# Consignes
[a] Selon le passage sur les algorithmes, combien de « J'aimes » sur Facebook suffisent à des algorithmes pour mieux nous connaître que nos amis ?
[b] Poursuivez le passage sur les algorithmes après sa dernière phrase.

# Extrait du document
________________________

1. Les algorithmes se basent sur nos habitudes de navigation

Les données que nous générons sur Internet dressent un portrait étonnement juste de notre personne. En effet, selon une étude parue en 2015, nos « J’aimes » sur Facebook permettent à des algorithmes de mieux nous connaître que notre entourage : avec 10 « J’aimes », mieux que nos collègues ; avec 70 mieux que nos amis ; avec 150 mieux que notre famille ; et enfin, avec 300 mieux que notre conjoint. 3 Or les algorithmes chargés de notre expérience sur le Web se basent sur ces données pour fonctionner. Après tout, ils cherchent à assurer notre plus grande satisfaction en tant qu’utilisateur. Et nous éprouvons un plus grand plaisir à consommer des contenus qui reflètent nos propres convictions et préférences, des contenus qui nous ressemblent. Il en résulte un phénomène d’amplification : les contenus que nous consommons s’alignent de plus en plus avec nos propres opinions et préjugés, qui s’en trouvent ainsi renforcés.

________________________

# Extrait de données

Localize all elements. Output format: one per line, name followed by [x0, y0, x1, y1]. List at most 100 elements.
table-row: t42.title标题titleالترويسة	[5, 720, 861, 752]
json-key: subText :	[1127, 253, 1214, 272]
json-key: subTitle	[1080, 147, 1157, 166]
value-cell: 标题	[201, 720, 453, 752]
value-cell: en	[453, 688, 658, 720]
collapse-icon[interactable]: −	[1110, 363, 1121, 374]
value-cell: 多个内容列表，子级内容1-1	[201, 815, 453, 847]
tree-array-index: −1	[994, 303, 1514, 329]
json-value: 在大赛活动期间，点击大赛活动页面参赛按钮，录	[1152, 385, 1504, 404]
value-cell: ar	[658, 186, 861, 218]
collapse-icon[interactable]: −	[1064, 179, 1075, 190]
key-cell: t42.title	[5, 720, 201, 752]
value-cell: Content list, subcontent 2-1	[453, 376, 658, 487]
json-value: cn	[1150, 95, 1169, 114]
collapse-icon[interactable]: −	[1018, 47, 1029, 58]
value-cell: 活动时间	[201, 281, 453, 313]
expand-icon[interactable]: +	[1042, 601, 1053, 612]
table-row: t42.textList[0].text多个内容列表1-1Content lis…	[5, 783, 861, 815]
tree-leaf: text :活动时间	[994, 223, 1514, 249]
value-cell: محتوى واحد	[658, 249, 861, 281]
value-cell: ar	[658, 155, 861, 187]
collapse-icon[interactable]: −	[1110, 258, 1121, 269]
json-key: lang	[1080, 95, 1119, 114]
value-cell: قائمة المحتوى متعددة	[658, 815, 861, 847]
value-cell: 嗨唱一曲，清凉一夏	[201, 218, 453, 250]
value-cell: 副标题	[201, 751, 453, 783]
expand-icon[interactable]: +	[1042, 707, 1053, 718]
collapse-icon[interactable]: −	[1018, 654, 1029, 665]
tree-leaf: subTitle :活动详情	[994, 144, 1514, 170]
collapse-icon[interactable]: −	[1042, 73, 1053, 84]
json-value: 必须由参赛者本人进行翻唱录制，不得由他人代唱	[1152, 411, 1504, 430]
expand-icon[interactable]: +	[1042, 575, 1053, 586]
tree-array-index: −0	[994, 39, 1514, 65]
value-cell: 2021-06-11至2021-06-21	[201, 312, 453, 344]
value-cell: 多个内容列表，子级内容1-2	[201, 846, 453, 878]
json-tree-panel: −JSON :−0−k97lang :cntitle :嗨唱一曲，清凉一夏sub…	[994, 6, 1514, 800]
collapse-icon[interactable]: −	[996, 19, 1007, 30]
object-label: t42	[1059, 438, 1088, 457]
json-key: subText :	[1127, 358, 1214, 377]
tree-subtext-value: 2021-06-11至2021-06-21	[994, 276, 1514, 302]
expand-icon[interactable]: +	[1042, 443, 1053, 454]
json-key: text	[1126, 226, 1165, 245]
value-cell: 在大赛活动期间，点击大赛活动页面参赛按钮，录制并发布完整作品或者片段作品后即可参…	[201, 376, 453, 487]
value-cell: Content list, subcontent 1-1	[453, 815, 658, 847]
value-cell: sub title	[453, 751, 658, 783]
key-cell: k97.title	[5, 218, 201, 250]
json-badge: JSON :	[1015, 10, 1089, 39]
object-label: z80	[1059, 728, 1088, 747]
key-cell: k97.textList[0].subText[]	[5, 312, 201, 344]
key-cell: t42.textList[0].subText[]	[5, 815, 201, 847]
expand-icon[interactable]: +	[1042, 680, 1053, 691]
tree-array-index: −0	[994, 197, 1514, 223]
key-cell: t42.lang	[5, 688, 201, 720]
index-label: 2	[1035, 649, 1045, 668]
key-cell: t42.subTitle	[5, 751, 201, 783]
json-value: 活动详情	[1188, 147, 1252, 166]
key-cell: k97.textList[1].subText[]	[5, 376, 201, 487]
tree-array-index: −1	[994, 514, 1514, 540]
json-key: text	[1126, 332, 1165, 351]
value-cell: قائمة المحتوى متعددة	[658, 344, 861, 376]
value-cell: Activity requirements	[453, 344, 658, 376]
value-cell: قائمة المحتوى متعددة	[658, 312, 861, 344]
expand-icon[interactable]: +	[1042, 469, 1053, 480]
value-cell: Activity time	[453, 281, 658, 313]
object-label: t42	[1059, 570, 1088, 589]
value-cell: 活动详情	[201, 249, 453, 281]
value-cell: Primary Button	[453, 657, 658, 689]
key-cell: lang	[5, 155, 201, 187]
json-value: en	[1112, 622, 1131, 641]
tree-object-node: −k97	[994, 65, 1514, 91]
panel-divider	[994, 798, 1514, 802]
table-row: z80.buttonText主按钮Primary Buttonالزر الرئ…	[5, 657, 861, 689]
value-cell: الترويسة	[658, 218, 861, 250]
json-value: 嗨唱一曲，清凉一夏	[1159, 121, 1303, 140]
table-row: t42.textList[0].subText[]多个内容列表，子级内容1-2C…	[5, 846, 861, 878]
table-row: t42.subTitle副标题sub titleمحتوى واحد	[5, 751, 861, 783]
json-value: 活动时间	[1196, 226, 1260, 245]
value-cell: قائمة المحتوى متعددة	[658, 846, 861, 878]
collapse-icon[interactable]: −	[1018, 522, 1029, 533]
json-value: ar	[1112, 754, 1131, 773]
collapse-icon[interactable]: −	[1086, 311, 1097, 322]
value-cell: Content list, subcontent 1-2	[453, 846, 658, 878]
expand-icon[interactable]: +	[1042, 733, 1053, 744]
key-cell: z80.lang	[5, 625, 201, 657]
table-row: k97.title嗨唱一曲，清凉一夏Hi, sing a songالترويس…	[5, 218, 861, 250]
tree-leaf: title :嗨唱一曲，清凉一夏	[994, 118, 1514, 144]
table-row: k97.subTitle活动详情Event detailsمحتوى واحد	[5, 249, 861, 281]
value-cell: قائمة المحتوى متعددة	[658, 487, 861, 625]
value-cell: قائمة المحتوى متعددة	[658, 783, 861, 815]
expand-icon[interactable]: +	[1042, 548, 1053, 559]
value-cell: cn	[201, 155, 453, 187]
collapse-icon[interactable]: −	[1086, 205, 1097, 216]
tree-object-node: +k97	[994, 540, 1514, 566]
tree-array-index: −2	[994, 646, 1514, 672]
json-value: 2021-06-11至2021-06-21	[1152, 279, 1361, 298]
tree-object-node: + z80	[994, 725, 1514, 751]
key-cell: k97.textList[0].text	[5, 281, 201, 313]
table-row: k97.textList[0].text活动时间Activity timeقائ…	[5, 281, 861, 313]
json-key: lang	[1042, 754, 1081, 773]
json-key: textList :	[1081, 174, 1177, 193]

________________________

# Réponses par tâche
[a] 70 « J'aimes ».

[b]
 

2. Les algorithmes se basent sur les habitudes de navigation des communautés auxquelles nous sommes automatiquement associés

Les contenus que nous consommons et l’ordre dans lequel ils nous sont présentés sont aussi déterminés à partir de critères comme notre âge, sexe, géolocalisation, situation professionnelle, appartenance religieuse, etc. Ces critères créent des communautés virtuelles, auxquelles nous sommes associés par défaut et nous avons tendance à nous « formater », à force d’y être exposés. Le Web devient alors un véhicule de conformisme d’un côté, et de polarisation de l’autre, du fait de l’hermétisme de certaines communautés virtuelles.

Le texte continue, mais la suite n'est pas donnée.